Given exercise →
The records that follow must be repeated verbatim, every one of them.

╭──

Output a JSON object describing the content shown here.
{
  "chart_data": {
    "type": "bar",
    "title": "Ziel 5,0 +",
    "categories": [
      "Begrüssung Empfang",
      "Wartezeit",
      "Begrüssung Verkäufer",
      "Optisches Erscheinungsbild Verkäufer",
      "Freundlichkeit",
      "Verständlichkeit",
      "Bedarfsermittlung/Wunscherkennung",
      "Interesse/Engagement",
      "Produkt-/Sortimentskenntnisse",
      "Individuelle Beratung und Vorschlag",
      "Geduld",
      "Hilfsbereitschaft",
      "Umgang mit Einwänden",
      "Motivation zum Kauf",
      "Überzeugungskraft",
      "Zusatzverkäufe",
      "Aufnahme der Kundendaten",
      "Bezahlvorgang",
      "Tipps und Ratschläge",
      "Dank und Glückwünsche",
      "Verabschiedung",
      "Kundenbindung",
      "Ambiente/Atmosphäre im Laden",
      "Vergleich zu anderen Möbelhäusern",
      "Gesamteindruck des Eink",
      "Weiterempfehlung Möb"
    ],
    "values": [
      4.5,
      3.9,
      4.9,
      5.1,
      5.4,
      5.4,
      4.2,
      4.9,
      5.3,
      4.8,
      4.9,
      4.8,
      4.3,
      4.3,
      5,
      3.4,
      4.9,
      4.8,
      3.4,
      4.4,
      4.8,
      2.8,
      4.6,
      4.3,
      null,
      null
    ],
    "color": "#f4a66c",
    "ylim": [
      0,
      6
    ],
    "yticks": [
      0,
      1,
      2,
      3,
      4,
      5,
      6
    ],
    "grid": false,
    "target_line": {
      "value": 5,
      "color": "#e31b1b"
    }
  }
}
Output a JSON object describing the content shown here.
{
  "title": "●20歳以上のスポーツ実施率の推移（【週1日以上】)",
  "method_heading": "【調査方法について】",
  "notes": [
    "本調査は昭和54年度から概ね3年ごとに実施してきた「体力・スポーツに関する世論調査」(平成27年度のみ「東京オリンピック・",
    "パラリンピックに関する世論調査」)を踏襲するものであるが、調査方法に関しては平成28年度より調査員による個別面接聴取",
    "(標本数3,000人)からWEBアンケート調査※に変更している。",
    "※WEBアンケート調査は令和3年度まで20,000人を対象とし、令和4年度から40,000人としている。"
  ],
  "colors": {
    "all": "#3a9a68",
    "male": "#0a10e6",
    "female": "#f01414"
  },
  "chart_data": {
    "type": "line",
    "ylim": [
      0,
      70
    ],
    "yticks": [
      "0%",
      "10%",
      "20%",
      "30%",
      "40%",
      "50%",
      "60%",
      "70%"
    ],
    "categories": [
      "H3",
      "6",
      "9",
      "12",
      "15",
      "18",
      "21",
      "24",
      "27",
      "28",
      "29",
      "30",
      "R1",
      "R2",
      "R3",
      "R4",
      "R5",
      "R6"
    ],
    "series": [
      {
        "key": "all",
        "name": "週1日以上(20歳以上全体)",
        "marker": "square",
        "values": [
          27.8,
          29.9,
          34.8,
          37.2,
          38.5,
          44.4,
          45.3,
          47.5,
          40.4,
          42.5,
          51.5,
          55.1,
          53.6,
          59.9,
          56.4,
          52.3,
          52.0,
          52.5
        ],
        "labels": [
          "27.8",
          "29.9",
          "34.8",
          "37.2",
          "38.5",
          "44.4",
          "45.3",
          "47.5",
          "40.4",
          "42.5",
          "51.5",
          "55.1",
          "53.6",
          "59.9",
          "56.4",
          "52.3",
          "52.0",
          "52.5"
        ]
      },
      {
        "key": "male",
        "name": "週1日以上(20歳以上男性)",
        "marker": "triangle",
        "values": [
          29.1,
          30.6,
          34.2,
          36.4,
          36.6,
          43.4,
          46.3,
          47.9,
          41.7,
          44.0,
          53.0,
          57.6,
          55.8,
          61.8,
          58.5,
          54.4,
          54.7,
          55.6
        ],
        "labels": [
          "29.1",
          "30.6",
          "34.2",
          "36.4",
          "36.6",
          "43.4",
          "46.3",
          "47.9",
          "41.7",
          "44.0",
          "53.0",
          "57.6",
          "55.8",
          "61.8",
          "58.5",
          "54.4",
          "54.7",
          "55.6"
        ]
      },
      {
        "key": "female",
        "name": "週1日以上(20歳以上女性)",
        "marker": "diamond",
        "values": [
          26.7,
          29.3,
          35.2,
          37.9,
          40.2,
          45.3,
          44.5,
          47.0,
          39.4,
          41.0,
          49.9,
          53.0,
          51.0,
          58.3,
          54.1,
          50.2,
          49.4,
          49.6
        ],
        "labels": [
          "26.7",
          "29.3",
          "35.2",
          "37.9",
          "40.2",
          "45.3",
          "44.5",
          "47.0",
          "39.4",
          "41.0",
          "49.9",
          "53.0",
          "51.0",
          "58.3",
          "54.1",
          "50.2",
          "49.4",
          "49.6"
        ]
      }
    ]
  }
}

╰──

Response below →
Output a JSON object describing the content shown here.
{
  "chart_data": {
    "type": "bar",
    "title": "Ziel 5,0 +",
    "categories": [
      "Begrüssung Empfang",
      "Wartezeit",
      "Begrüssung Verkäufer",
      "Optisches Erscheinungsbild Verkäufer",
      "Freundlichkeit",
      "Verständlichkeit",
      "Bedarfsermittlung/Wunscherkennung",
      "Interesse/Engagement",
      "Produkt-/Sortimentskenntnisse",
      "Individuelle Beratung und Vorschlag",
      "Geduld",
      "Hilfsbereitschaft",
      "Umgang mit Einwänden",
      "Motivation zum Kauf",
      "Überzeugungskraft",
      "Zusatzverkäufe",
      "Aufnahme der Kundendaten",
      "Bezahlvorgang",
      "Tipps und Ratschläge",
      "Dank und Glückwünsche",
      "Verabschiedung",
      "Kundenbindung",
      "Ambiente/Atmosphäre im Laden",
      "Vergleich zu anderen Möbelhäusern",
      "Gesamteindruck des Eink",
      "Weiterempfehlung Möb"
    ],
    "values": [
      4.5,
      3.9,
      4.9,
      5.1,
      5.4,
      5.4,
      4.2,
      4.9,
      5.3,
      4.8,
      4.9,
      4.8,
      4.3,
      4.3,
      5,
      3.4,
      4.9,
      4.8,
      3.4,
      4.4,
      4.8,
      2.8,
      4.6,
      4.3,
      null,
      null
    ],
    "color": "#f4a66c",
    "ylim": [
      0,
      6
    ],
    "yticks": [
      0,
      1,
      2,
      3,
      4,
      5,
      6
    ],
    "grid": false,
    "target_line": {
      "value": 5,
      "color": "#e31b1b"
    }
  }
}
Output a JSON object describing the content shown here.
{
  "title": "●20歳以上のスポーツ実施率の推移（【週1日以上】)",
  "method_heading": "【調査方法について】",
  "notes": [
    "本調査は昭和54年度から概ね3年ごとに実施してきた「体力・スポーツに関する世論調査」(平成27年度のみ「東京オリンピック・",
    "パラリンピックに関する世論調査」)を踏襲するものであるが、調査方法に関しては平成28年度より調査員による個別面接聴取",
    "(標本数3,000人)からWEBアンケート調査※に変更している。",
    "※WEBアンケート調査は令和3年度まで20,000人を対象とし、令和4年度から40,000人としている。"
  ],
  "colors": {
    "all": "#3a9a68",
    "male": "#0a10e6",
    "female": "#f01414"
  },
  "chart_data": {
    "type": "line",
    "ylim": [
      0,
      70
    ],
    "yticks": [
      "0%",
      "10%",
      "20%",
      "30%",
      "40%",
      "50%",
      "60%",
      "70%"
    ],
    "categories": [
      "H3",
      "6",
      "9",
      "12",
      "15",
      "18",
      "21",
      "24",
      "27",
      "28",
      "29",
      "30",
      "R1",
      "R2",
      "R3",
      "R4",
      "R5",
      "R6"
    ],
    "series": [
      {
        "key": "all",
        "name": "週1日以上(20歳以上全体)",
        "marker": "square",
        "values": [
          27.8,
          29.9,
          34.8,
          37.2,
          38.5,
          44.4,
          45.3,
          47.5,
          40.4,
          42.5,
          51.5,
          55.1,
          53.6,
          59.9,
          56.4,
          52.3,
          52.0,
          52.5
        ],
        "labels": [
          "27.8",
          "29.9",
          "34.8",
          "37.2",
          "38.5",
          "44.4",
          "45.3",
          "47.5",
          "40.4",
          "42.5",
          "51.5",
          "55.1",
          "53.6",
          "59.9",
          "56.4",
          "52.3",
          "52.0",
          "52.5"
        ]
      },
      {
        "key": "male",
        "name": "週1日以上(20歳以上男性)",
        "marker": "triangle",
        "values": [
          29.1,
          30.6,
          34.2,
          36.4,
          36.6,
          43.4,
          46.3,
          47.9,
          41.7,
          44.0,
          53.0,
          57.6,
          55.8,
          61.8,
          58.5,
          54.4,
          54.7,
          55.6
        ],
        "labels": [
          "29.1",
          "30.6",
          "34.2",
          "36.4",
          "36.6",
          "43.4",
          "46.3",
          "47.9",
          "41.7",
          "44.0",
          "53.0",
          "57.6",
          "55.8",
          "61.8",
          "58.5",
          "54.4",
          "54.7",
          "55.6"
        ]
      },
      {
        "key": "female",
        "name": "週1日以上(20歳以上女性)",
        "marker": "diamond",
        "values": [
          26.7,
          29.3,
          35.2,
          37.9,
          40.2,
          45.3,
          44.5,
          47.0,
          39.4,
          41.0,
          49.9,
          53.0,
          51.0,
          58.3,
          54.1,
          50.2,
          49.4,
          49.6
        ],
        "labels": [
          "26.7",
          "29.3",
          "35.2",
          "37.9",
          "40.2",
          "45.3",
          "44.5",
          "47.0",
          "39.4",
          "41.0",
          "49.9",
          "53.0",
          "51.0",
          "58.3",
          "54.1",
          "50.2",
          "49.4",
          "49.6"
        ]
      }
    ]
  }
}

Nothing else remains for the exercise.